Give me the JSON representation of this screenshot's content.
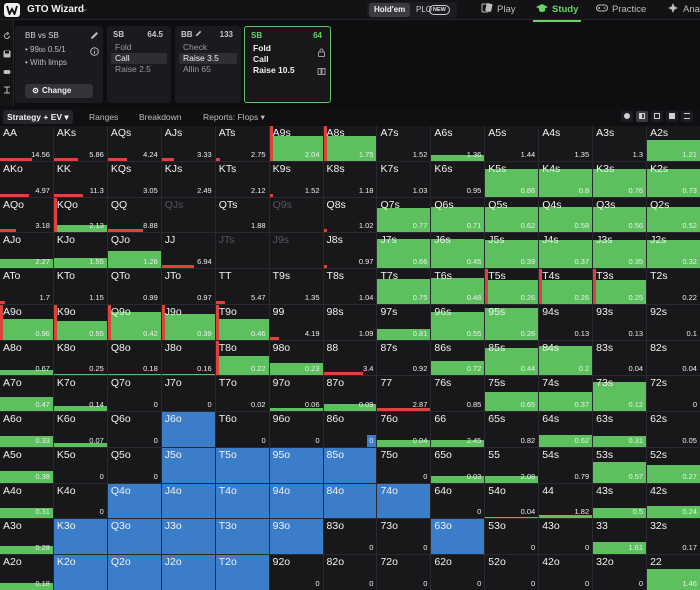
{
  "app": {
    "title": "GTO Wizard",
    "game_toggle": {
      "holdem": "Hold'em",
      "plo": "PLO",
      "plo_badge": "NEW"
    },
    "nav": [
      {
        "label": "Play",
        "icon": "cards-icon"
      },
      {
        "label": "Study",
        "icon": "graduation-cap-icon",
        "active": true
      },
      {
        "label": "Practice",
        "icon": "gamepad-icon"
      },
      {
        "label": "Ana",
        "icon": "analyze-icon"
      }
    ]
  },
  "spot": {
    "title": "BB vs SB",
    "stack_prefix": "99",
    "stack_unit": "bb",
    "blinds": "0.5/1",
    "variant": "With limps",
    "change_label": "Change"
  },
  "cards": [
    {
      "pos": "SB",
      "stack": "64.5",
      "actions": [
        "Fold",
        "Call",
        "Raise 2.5"
      ],
      "selected": 1
    },
    {
      "pos": "BB",
      "stack": "133",
      "actions": [
        "Check",
        "Raise 3.5",
        "Allin 65"
      ],
      "selected": 1
    },
    {
      "pos": "SB",
      "stack": "64",
      "actions": [
        "Fold",
        "Call",
        "Raise 10.5"
      ],
      "selected": -1,
      "active": true
    }
  ],
  "tabs": {
    "strategy": "Strategy + EV",
    "ranges": "Ranges",
    "breakdown": "Breakdown",
    "reports": "Reports: Flops"
  },
  "colors": {
    "fold": "#3b7dc8",
    "call": "#5cc05f",
    "raise": "#e0413f",
    "cell_bg": "#18181b",
    "accent": "#67d36b"
  },
  "grid": {
    "rows": [
      [
        [
          "AA",
          0,
          0,
          0.2,
          "14.56"
        ],
        [
          "AKs",
          0,
          0,
          0.15,
          "5.86"
        ],
        [
          "AQs",
          0,
          0,
          0.12,
          "4.24"
        ],
        [
          "AJs",
          0,
          0,
          0.08,
          "3.33"
        ],
        [
          "ATs",
          0,
          0,
          0.03,
          "2.75"
        ],
        [
          "A9s",
          0,
          0.7,
          0.02,
          "2.04"
        ],
        [
          "A8s",
          0,
          0.7,
          0.02,
          "1.75"
        ],
        [
          "A7s",
          0,
          0,
          0,
          "1.52"
        ],
        [
          "A6s",
          0,
          0.18,
          0,
          "1.36"
        ],
        [
          "A5s",
          0,
          0,
          0,
          "1.44"
        ],
        [
          "A4s",
          0,
          0,
          0,
          "1.35"
        ],
        [
          "A3s",
          0,
          0,
          0,
          "1.3"
        ],
        [
          "A2s",
          0,
          0.6,
          0,
          "1.21"
        ]
      ],
      [
        [
          "AKo",
          0,
          0,
          0.18,
          "4.97"
        ],
        [
          "KK",
          0,
          0,
          0.18,
          "11.3"
        ],
        [
          "KQs",
          0,
          0,
          0,
          "3.05"
        ],
        [
          "KJs",
          0,
          0,
          0,
          "2.49"
        ],
        [
          "KTs",
          0,
          0,
          0,
          "2.12"
        ],
        [
          "K9s",
          0,
          0,
          0.02,
          "1.52"
        ],
        [
          "K8s",
          0,
          0,
          0,
          "1.18"
        ],
        [
          "K7s",
          0,
          0,
          0,
          "1.03"
        ],
        [
          "K6s",
          0,
          0,
          0,
          "0.95"
        ],
        [
          "K5s",
          0,
          0.8,
          0,
          "0.86"
        ],
        [
          "K4s",
          0,
          0.8,
          0,
          "0.8"
        ],
        [
          "K3s",
          0,
          0.8,
          0,
          "0.76"
        ],
        [
          "K2s",
          0,
          0.8,
          0,
          "0.73"
        ]
      ],
      [
        [
          "AQo",
          0,
          0,
          0.1,
          "3.18"
        ],
        [
          "KQo",
          0,
          0.22,
          0.06,
          "2.13"
        ],
        [
          "QQ",
          0,
          0,
          0.22,
          "8.88"
        ],
        [
          "QJs",
          null,
          0,
          0,
          ""
        ],
        [
          "QTs",
          0,
          0,
          0,
          "1.88"
        ],
        [
          "Q9s",
          null,
          0,
          0,
          ""
        ],
        [
          "Q8s",
          0,
          0,
          0.02,
          "1.02"
        ],
        [
          "Q7s",
          0,
          0.7,
          0,
          "0.77"
        ],
        [
          "Q6s",
          0,
          0.72,
          0,
          "0.71"
        ],
        [
          "Q5s",
          0,
          0.72,
          0,
          "0.62"
        ],
        [
          "Q4s",
          0,
          0.72,
          0,
          "0.58"
        ],
        [
          "Q3s",
          0,
          0.72,
          0,
          "0.56"
        ],
        [
          "Q2s",
          0,
          0.72,
          0,
          "0.52"
        ]
      ],
      [
        [
          "AJo",
          0,
          0.25,
          0,
          "2.27"
        ],
        [
          "KJo",
          0,
          0.3,
          0,
          "1.55"
        ],
        [
          "QJo",
          0,
          0.5,
          0,
          "1.26"
        ],
        [
          "JJ",
          0,
          0,
          0.2,
          "6.94"
        ],
        [
          "JTs",
          null,
          0,
          0,
          ""
        ],
        [
          "J9s",
          null,
          0,
          0,
          ""
        ],
        [
          "J8s",
          0,
          0,
          0.02,
          "0.97"
        ],
        [
          "J7s",
          0,
          0.85,
          0,
          "0.66"
        ],
        [
          "J6s",
          0,
          0.85,
          0,
          "0.45"
        ],
        [
          "J5s",
          0,
          0.8,
          0,
          "0.39"
        ],
        [
          "J4s",
          0,
          0.8,
          0,
          "0.37"
        ],
        [
          "J3s",
          0,
          0.8,
          0,
          "0.35"
        ],
        [
          "J2s",
          0,
          0.8,
          0,
          "0.32"
        ]
      ],
      [
        [
          "ATo",
          0,
          0,
          0.03,
          "1.7"
        ],
        [
          "KTo",
          0,
          0,
          0,
          "1.15"
        ],
        [
          "QTo",
          0,
          0,
          0,
          "0.99"
        ],
        [
          "JTo",
          0,
          0,
          0,
          "0.97"
        ],
        [
          "TT",
          0,
          0,
          0.06,
          "5.47"
        ],
        [
          "T9s",
          0,
          0,
          0,
          "1.35"
        ],
        [
          "T8s",
          0,
          0,
          0,
          "1.04"
        ],
        [
          "T7s",
          0,
          0.72,
          0,
          "0.75"
        ],
        [
          "T6s",
          0,
          0.75,
          0,
          "0.48"
        ],
        [
          "T5s",
          0,
          0.7,
          0.05,
          "0.26"
        ],
        [
          "T4s",
          0,
          0.7,
          0.03,
          "0.26"
        ],
        [
          "T3s",
          0,
          0.7,
          0.03,
          "0.25"
        ],
        [
          "T2s",
          0,
          0,
          0,
          "0.22"
        ]
      ],
      [
        [
          "A9o",
          0,
          0.6,
          0.02,
          "0.96"
        ],
        [
          "K9o",
          0,
          0.55,
          0.02,
          "0.55"
        ],
        [
          "Q9o",
          0,
          0.8,
          0.02,
          "0.42"
        ],
        [
          "J9o",
          0,
          0.75,
          0.02,
          "0.39"
        ],
        [
          "T9o",
          0,
          0.6,
          0.02,
          "0.46"
        ],
        [
          "99",
          0,
          0,
          0.06,
          "4.19"
        ],
        [
          "98s",
          0,
          0,
          0,
          "1.09"
        ],
        [
          "97s",
          0,
          0.3,
          0,
          "0.81"
        ],
        [
          "96s",
          0,
          0.8,
          0,
          "0.55"
        ],
        [
          "95s",
          0,
          0.9,
          0,
          "0.26"
        ],
        [
          "94s",
          0,
          0,
          0,
          "0.13"
        ],
        [
          "93s",
          0,
          0,
          0,
          "0.13"
        ],
        [
          "92s",
          0,
          0,
          0,
          "0.1"
        ]
      ],
      [
        [
          "A8o",
          0,
          0.15,
          0,
          "0.67"
        ],
        [
          "K8o",
          0,
          0.05,
          0,
          "0.25"
        ],
        [
          "Q8o",
          0,
          0.05,
          0,
          "0.18"
        ],
        [
          "J8o",
          0,
          0.05,
          0,
          "0.16"
        ],
        [
          "T8o",
          0,
          0.55,
          0.02,
          "0.22"
        ],
        [
          "98o",
          0,
          0.35,
          0,
          "0.23"
        ],
        [
          "88",
          0,
          0,
          0.25,
          "3.4"
        ],
        [
          "87s",
          0,
          0,
          0,
          "0.92"
        ],
        [
          "86s",
          0,
          0.4,
          0,
          "0.72"
        ],
        [
          "85s",
          0,
          0.8,
          0,
          "0.44"
        ],
        [
          "84s",
          0,
          0.85,
          0,
          "0.2"
        ],
        [
          "83s",
          0,
          0,
          0,
          "0.04"
        ],
        [
          "82s",
          0,
          0,
          0,
          "0.04"
        ]
      ],
      [
        [
          "A7o",
          0,
          0.4,
          0,
          "0.47"
        ],
        [
          "K7o",
          0,
          0.15,
          0,
          "0.14"
        ],
        [
          "Q7o",
          0,
          0,
          0,
          "0"
        ],
        [
          "J7o",
          0,
          0,
          0,
          "0"
        ],
        [
          "T7o",
          0,
          0,
          0,
          "0.02"
        ],
        [
          "97o",
          0,
          0.08,
          0,
          "0.06"
        ],
        [
          "87o",
          0,
          0.2,
          0,
          "0.09"
        ],
        [
          "77",
          0,
          0,
          0.5,
          "2.87"
        ],
        [
          "76s",
          0,
          0,
          0,
          "0.85"
        ],
        [
          "75s",
          0,
          0.55,
          0,
          "0.65"
        ],
        [
          "74s",
          0,
          0.55,
          0,
          "0.37"
        ],
        [
          "73s",
          0,
          0.85,
          0,
          "0.12"
        ],
        [
          "72s",
          0,
          0,
          0,
          "0"
        ]
      ],
      [
        [
          "A6o",
          0,
          0.3,
          0,
          "0.33"
        ],
        [
          "K6o",
          0,
          0.1,
          0,
          "0.07"
        ],
        [
          "Q6o",
          0,
          0,
          0,
          "0"
        ],
        [
          "J6o",
          1,
          0,
          0,
          ""
        ],
        [
          "T6o",
          0,
          0,
          0,
          "0"
        ],
        [
          "96o",
          0,
          0,
          0,
          "0"
        ],
        [
          "86o",
          0.3,
          0,
          0,
          "0"
        ],
        [
          "76o",
          0,
          0.2,
          0,
          "0.04"
        ],
        [
          "66",
          0,
          0.2,
          0,
          "2.45"
        ],
        [
          "65s",
          0,
          0,
          0,
          "0.82"
        ],
        [
          "64s",
          0,
          0.35,
          0,
          "0.62"
        ],
        [
          "63s",
          0,
          0.3,
          0,
          "0.31"
        ],
        [
          "62s",
          0,
          0,
          0,
          "0.05"
        ]
      ],
      [
        [
          "A5o",
          0,
          0.35,
          0,
          "0.38"
        ],
        [
          "K5o",
          0,
          0,
          0,
          "0"
        ],
        [
          "Q5o",
          0,
          0,
          0,
          "0"
        ],
        [
          "J5o",
          1,
          0,
          0,
          ""
        ],
        [
          "T5o",
          1,
          0,
          0,
          ""
        ],
        [
          "95o",
          1,
          0,
          0,
          ""
        ],
        [
          "85o",
          1,
          0,
          0,
          ""
        ],
        [
          "75o",
          0,
          0,
          0,
          "0"
        ],
        [
          "65o",
          0,
          0.2,
          0,
          "0.03"
        ],
        [
          "55",
          0,
          0.2,
          0,
          "2.08"
        ],
        [
          "54s",
          0,
          0,
          0,
          "0.79"
        ],
        [
          "53s",
          0,
          0.6,
          0,
          "0.57"
        ],
        [
          "52s",
          0,
          0.5,
          0,
          "0.27"
        ]
      ],
      [
        [
          "A4o",
          0,
          0.3,
          0,
          "0.31"
        ],
        [
          "K4o",
          0,
          0,
          0,
          "0"
        ],
        [
          "Q4o",
          1,
          0,
          0,
          ""
        ],
        [
          "J4o",
          1,
          0,
          0,
          ""
        ],
        [
          "T4o",
          1,
          0,
          0,
          ""
        ],
        [
          "94o",
          1,
          0,
          0,
          ""
        ],
        [
          "84o",
          1,
          0,
          0,
          ""
        ],
        [
          "74o",
          1,
          0,
          0,
          ""
        ],
        [
          "64o",
          0,
          0,
          0,
          "0"
        ],
        [
          "54o",
          0,
          0.05,
          0,
          "0.04"
        ],
        [
          "44",
          0,
          0.1,
          0,
          "1.82"
        ],
        [
          "43s",
          0,
          0.3,
          0,
          "0.5"
        ],
        [
          "42s",
          0,
          0.35,
          0,
          "0.24"
        ]
      ],
      [
        [
          "A3o",
          0,
          0.25,
          0,
          "0.28"
        ],
        [
          "K3o",
          1,
          0,
          0,
          ""
        ],
        [
          "Q3o",
          1,
          0,
          0,
          ""
        ],
        [
          "J3o",
          1,
          0,
          0,
          ""
        ],
        [
          "T3o",
          1,
          0,
          0,
          ""
        ],
        [
          "93o",
          1,
          0,
          0,
          ""
        ],
        [
          "83o",
          0,
          0,
          0,
          "0"
        ],
        [
          "73o",
          0,
          0,
          0,
          "0"
        ],
        [
          "63o",
          1,
          0,
          0,
          ""
        ],
        [
          "53o",
          0,
          0,
          0,
          "0"
        ],
        [
          "43o",
          0,
          0,
          0,
          "0"
        ],
        [
          "33",
          0,
          0.35,
          0,
          "1.61"
        ],
        [
          "32s",
          0,
          0,
          0,
          "0.17"
        ]
      ],
      [
        [
          "A2o",
          0,
          0.2,
          0,
          "0.18"
        ],
        [
          "K2o",
          1,
          0,
          0,
          ""
        ],
        [
          "Q2o",
          1,
          0,
          0,
          ""
        ],
        [
          "J2o",
          1,
          0,
          0,
          ""
        ],
        [
          "T2o",
          1,
          0,
          0,
          ""
        ],
        [
          "92o",
          0,
          0,
          0,
          "0"
        ],
        [
          "82o",
          0,
          0,
          0,
          "0"
        ],
        [
          "72o",
          0,
          0,
          0,
          "0"
        ],
        [
          "62o",
          0,
          0,
          0,
          "0"
        ],
        [
          "52o",
          0,
          0,
          0,
          "0"
        ],
        [
          "42o",
          0,
          0,
          0,
          "0"
        ],
        [
          "32o",
          0,
          0,
          0,
          "0"
        ],
        [
          "22",
          0,
          0.6,
          0,
          "1.46"
        ]
      ]
    ]
  }
}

■ ■ ■ ■

* SHORT EXERCISE *
Write only the number of lines in the records that include the word "icon".

* TASK SOLUTION *
4